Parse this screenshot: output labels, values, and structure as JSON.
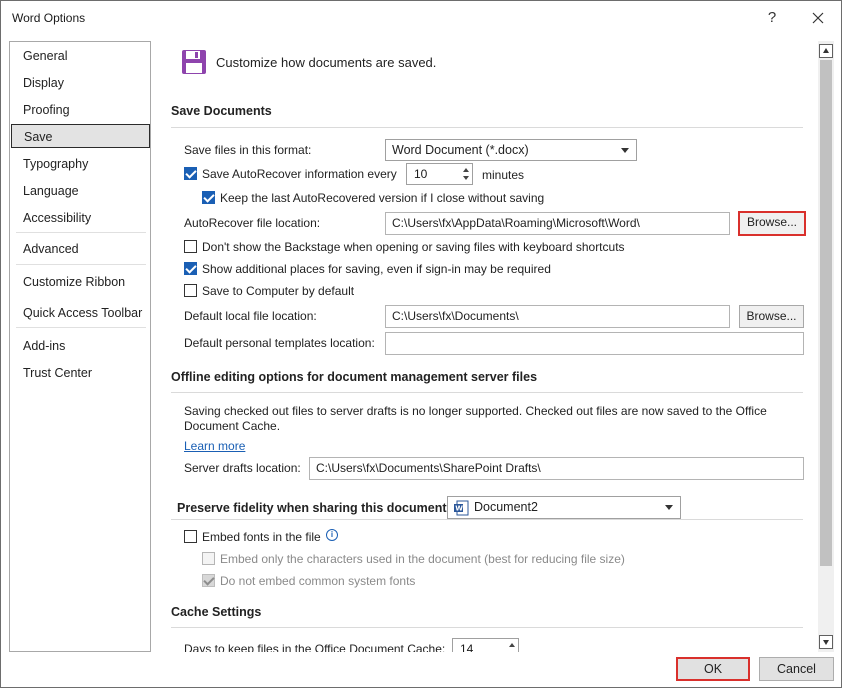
{
  "window": {
    "title": "Word Options",
    "help_glyph": "?",
    "close_icon": "close-icon"
  },
  "sidebar": {
    "items": [
      {
        "label": "General",
        "selected": false
      },
      {
        "label": "Display",
        "selected": false
      },
      {
        "label": "Proofing",
        "selected": false
      },
      {
        "label": "Save",
        "selected": true
      },
      {
        "label": "Typography",
        "selected": false
      },
      {
        "label": "Language",
        "selected": false
      },
      {
        "label": "Accessibility",
        "selected": false
      },
      {
        "label": "Advanced",
        "selected": false
      },
      {
        "label": "Customize Ribbon",
        "selected": false
      },
      {
        "label": "Quick Access Toolbar",
        "selected": false
      },
      {
        "label": "Add-ins",
        "selected": false
      },
      {
        "label": "Trust Center",
        "selected": false
      }
    ]
  },
  "header": {
    "text": "Customize how documents are saved.",
    "icon": "save-icon",
    "icon_color": "#8e44ad"
  },
  "save_documents": {
    "title": "Save Documents",
    "format_label": "Save files in this format:",
    "format_value": "Word Document (*.docx)",
    "autorecover_label": "Save AutoRecover information every",
    "autorecover_checked": true,
    "autorecover_minutes": "10",
    "minutes_label": "minutes",
    "keep_last_label": "Keep the last AutoRecovered version if I close without saving",
    "keep_last_checked": true,
    "autorecover_location_label": "AutoRecover file location:",
    "autorecover_location_value": "C:\\Users\\fx\\AppData\\Roaming\\Microsoft\\Word\\",
    "browse_label": "Browse...",
    "backstage_label": "Don't show the Backstage when opening or saving files with keyboard shortcuts",
    "backstage_checked": false,
    "additional_places_label": "Show additional places for saving, even if sign-in may be required",
    "additional_places_checked": true,
    "save_to_computer_label": "Save to Computer by default",
    "save_to_computer_checked": false,
    "default_local_label": "Default local file location:",
    "default_local_value": "C:\\Users\\fx\\Documents\\",
    "browse2_label": "Browse...",
    "templates_label": "Default personal templates location:",
    "templates_value": ""
  },
  "offline": {
    "title": "Offline editing options for document management server files",
    "message_line1": "Saving checked out files to server drafts is no longer supported. Checked out files are now saved to the Office",
    "message_line2": "Document Cache.",
    "learn_more": "Learn more",
    "server_drafts_label": "Server drafts location:",
    "server_drafts_value": "C:\\Users\\fx\\Documents\\SharePoint Drafts\\"
  },
  "fidelity": {
    "title": "Preserve fidelity when sharing this document:",
    "document_value": "Document2",
    "embed_fonts_label": "Embed fonts in the file",
    "embed_fonts_checked": false,
    "embed_only_label": "Embed only the characters used in the document (best for reducing file size)",
    "embed_only_checked": false,
    "no_common_label": "Do not embed common system fonts",
    "no_common_checked": true
  },
  "cache": {
    "title": "Cache Settings",
    "days_label": "Days to keep files in the Office Document Cache:",
    "days_value": "14"
  },
  "footer": {
    "ok_label": "OK",
    "cancel_label": "Cancel"
  },
  "colors": {
    "accent": "#1a5fb4",
    "highlight": "#d9302c"
  }
}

• • • •

#### Exercise details:
Copy each line in the data that holds the word "Users".

#### Correct result:
    "autorecover_location_value": "C:\\Users\\fx\\AppData\\Roaming\\Microsoft\\Word\\",
    "default_local_value": "C:\\Users\\fx\\Documents\\",
    "server_drafts_value": "C:\\Users\\fx\\Documents\\SharePoint Drafts\\"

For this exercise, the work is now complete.